**Work required**: Write out the data again in full, exactly as it reads.
┌──
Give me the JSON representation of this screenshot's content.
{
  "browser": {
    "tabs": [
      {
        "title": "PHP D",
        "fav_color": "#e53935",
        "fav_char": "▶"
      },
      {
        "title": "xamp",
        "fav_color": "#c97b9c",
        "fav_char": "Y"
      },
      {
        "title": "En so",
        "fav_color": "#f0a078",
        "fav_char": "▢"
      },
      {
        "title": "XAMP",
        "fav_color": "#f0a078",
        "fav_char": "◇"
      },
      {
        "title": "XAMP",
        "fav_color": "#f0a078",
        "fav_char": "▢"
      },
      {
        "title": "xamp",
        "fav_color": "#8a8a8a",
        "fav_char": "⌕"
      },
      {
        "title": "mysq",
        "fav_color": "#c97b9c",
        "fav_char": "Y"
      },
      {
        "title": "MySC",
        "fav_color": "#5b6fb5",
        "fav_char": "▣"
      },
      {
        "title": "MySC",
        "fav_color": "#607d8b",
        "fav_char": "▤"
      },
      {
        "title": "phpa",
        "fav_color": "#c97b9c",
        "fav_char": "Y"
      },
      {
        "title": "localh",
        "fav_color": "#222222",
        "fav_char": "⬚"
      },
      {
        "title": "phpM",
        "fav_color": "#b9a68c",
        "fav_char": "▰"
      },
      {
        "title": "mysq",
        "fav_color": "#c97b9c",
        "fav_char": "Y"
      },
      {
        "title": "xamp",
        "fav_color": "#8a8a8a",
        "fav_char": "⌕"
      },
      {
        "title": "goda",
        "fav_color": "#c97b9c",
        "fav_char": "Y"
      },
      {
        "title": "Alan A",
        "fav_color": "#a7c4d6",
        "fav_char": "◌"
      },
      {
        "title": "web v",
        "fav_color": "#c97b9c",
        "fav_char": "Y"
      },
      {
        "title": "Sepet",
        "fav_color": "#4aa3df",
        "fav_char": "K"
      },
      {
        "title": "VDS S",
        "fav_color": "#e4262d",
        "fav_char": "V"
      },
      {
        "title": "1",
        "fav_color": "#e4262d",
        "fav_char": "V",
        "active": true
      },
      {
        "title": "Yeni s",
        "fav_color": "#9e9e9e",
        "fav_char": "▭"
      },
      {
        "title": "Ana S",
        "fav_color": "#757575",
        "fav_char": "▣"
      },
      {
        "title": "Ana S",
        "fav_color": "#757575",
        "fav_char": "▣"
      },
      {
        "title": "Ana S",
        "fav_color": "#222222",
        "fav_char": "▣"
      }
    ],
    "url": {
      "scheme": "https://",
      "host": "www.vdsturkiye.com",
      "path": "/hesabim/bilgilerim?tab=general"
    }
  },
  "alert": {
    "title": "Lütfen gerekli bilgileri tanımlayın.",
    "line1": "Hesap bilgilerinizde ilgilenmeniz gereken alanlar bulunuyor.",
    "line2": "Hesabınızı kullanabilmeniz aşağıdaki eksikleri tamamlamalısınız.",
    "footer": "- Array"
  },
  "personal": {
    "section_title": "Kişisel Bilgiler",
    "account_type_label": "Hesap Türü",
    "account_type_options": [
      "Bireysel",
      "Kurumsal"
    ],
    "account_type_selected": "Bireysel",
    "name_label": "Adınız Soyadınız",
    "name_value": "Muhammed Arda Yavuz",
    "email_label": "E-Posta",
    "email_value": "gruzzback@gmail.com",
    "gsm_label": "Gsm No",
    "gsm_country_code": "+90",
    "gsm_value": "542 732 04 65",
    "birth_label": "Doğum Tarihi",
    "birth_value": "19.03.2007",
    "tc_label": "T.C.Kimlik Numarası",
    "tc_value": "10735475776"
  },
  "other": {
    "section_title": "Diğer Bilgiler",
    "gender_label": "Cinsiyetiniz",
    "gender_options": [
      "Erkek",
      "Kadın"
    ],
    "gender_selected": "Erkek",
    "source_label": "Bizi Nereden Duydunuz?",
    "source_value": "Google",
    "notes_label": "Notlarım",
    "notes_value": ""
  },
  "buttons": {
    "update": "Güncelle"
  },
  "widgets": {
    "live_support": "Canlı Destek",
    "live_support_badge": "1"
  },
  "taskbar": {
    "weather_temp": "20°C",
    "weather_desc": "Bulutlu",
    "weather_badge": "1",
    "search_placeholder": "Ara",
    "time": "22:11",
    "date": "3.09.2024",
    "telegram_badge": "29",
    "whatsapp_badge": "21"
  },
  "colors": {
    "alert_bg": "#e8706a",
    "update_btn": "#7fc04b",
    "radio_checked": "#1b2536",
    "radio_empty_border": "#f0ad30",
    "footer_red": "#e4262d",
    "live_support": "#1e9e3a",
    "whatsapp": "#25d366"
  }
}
└──
**Problem solution**:
Give me the JSON representation of this screenshot's content.
{
  "browser": {
    "tabs": [
      {
        "title": "PHP D",
        "fav_color": "#e53935",
        "fav_char": "▶"
      },
      {
        "title": "xamp",
        "fav_color": "#c97b9c",
        "fav_char": "Y"
      },
      {
        "title": "En so",
        "fav_color": "#f0a078",
        "fav_char": "▢"
      },
      {
        "title": "XAMP",
        "fav_color": "#f0a078",
        "fav_char": "◇"
      },
      {
        "title": "XAMP",
        "fav_color": "#f0a078",
        "fav_char": "▢"
      },
      {
        "title": "xamp",
        "fav_color": "#8a8a8a",
        "fav_char": "⌕"
      },
      {
        "title": "mysq",
        "fav_color": "#c97b9c",
        "fav_char": "Y"
      },
      {
        "title": "MySC",
        "fav_color": "#5b6fb5",
        "fav_char": "▣"
      },
      {
        "title": "MySC",
        "fav_color": "#607d8b",
        "fav_char": "▤"
      },
      {
        "title": "phpa",
        "fav_color": "#c97b9c",
        "fav_char": "Y"
      },
      {
        "title": "localh",
        "fav_color": "#222222",
        "fav_char": "⬚"
      },
      {
        "title": "phpM",
        "fav_color": "#b9a68c",
        "fav_char": "▰"
      },
      {
        "title": "mysq",
        "fav_color": "#c97b9c",
        "fav_char": "Y"
      },
      {
        "title": "xamp",
        "fav_color": "#8a8a8a",
        "fav_char": "⌕"
      },
      {
        "title": "goda",
        "fav_color": "#c97b9c",
        "fav_char": "Y"
      },
      {
        "title": "Alan A",
        "fav_color": "#a7c4d6",
        "fav_char": "◌"
      },
      {
        "title": "web v",
        "fav_color": "#c97b9c",
        "fav_char": "Y"
      },
      {
        "title": "Sepet",
        "fav_color": "#4aa3df",
        "fav_char": "K"
      },
      {
        "title": "VDS S",
        "fav_color": "#e4262d",
        "fav_char": "V"
      },
      {
        "title": "1",
        "fav_color": "#e4262d",
        "fav_char": "V",
        "active": true
      },
      {
        "title": "Yeni s",
        "fav_color": "#9e9e9e",
        "fav_char": "▭"
      },
      {
        "title": "Ana S",
        "fav_color": "#757575",
        "fav_char": "▣"
      },
      {
        "title": "Ana S",
        "fav_color": "#757575",
        "fav_char": "▣"
      },
      {
        "title": "Ana S",
        "fav_color": "#222222",
        "fav_char": "▣"
      }
    ],
    "url": {
      "scheme": "https://",
      "host": "www.vdsturkiye.com",
      "path": "/hesabim/bilgilerim?tab=general"
    }
  },
  "alert": {
    "title": "Lütfen gerekli bilgileri tanımlayın.",
    "line1": "Hesap bilgilerinizde ilgilenmeniz gereken alanlar bulunuyor.",
    "line2": "Hesabınızı kullanabilmeniz aşağıdaki eksikleri tamamlamalısınız.",
    "footer": "- Array"
  },
  "personal": {
    "section_title": "Kişisel Bilgiler",
    "account_type_label": "Hesap Türü",
    "account_type_options": [
      "Bireysel",
      "Kurumsal"
    ],
    "account_type_selected": "Bireysel",
    "name_label": "Adınız Soyadınız",
    "name_value": "Muhammed Arda Yavuz",
    "email_label": "E-Posta",
    "email_value": "gruzzback@gmail.com",
    "gsm_label": "Gsm No",
    "gsm_country_code": "+90",
    "gsm_value": "542 732 04 65",
    "birth_label": "Doğum Tarihi",
    "birth_value": "19.03.2007",
    "tc_label": "T.C.Kimlik Numarası",
    "tc_value": "10735475776"
  },
  "other": {
    "section_title": "Diğer Bilgiler",
    "gender_label": "Cinsiyetiniz",
    "gender_options": [
      "Erkek",
      "Kadın"
    ],
    "gender_selected": "Erkek",
    "source_label": "Bizi Nereden Duydunuz?",
    "source_value": "Google",
    "notes_label": "Notlarım",
    "notes_value": ""
  },
  "buttons": {
    "update": "Güncelle"
  },
  "widgets": {
    "live_support": "Canlı Destek",
    "live_support_badge": "1"
  },
  "taskbar": {
    "weather_temp": "20°C",
    "weather_desc": "Bulutlu",
    "weather_badge": "1",
    "search_placeholder": "Ara",
    "time": "22:11",
    "date": "3.09.2024",
    "telegram_badge": "29",
    "whatsapp_badge": "21"
  },
  "colors": {
    "alert_bg": "#e8706a",
    "update_btn": "#7fc04b",
    "radio_checked": "#1b2536",
    "radio_empty_border": "#f0ad30",
    "footer_red": "#e4262d",
    "live_support": "#1e9e3a",
    "whatsapp": "#25d366"
  }
}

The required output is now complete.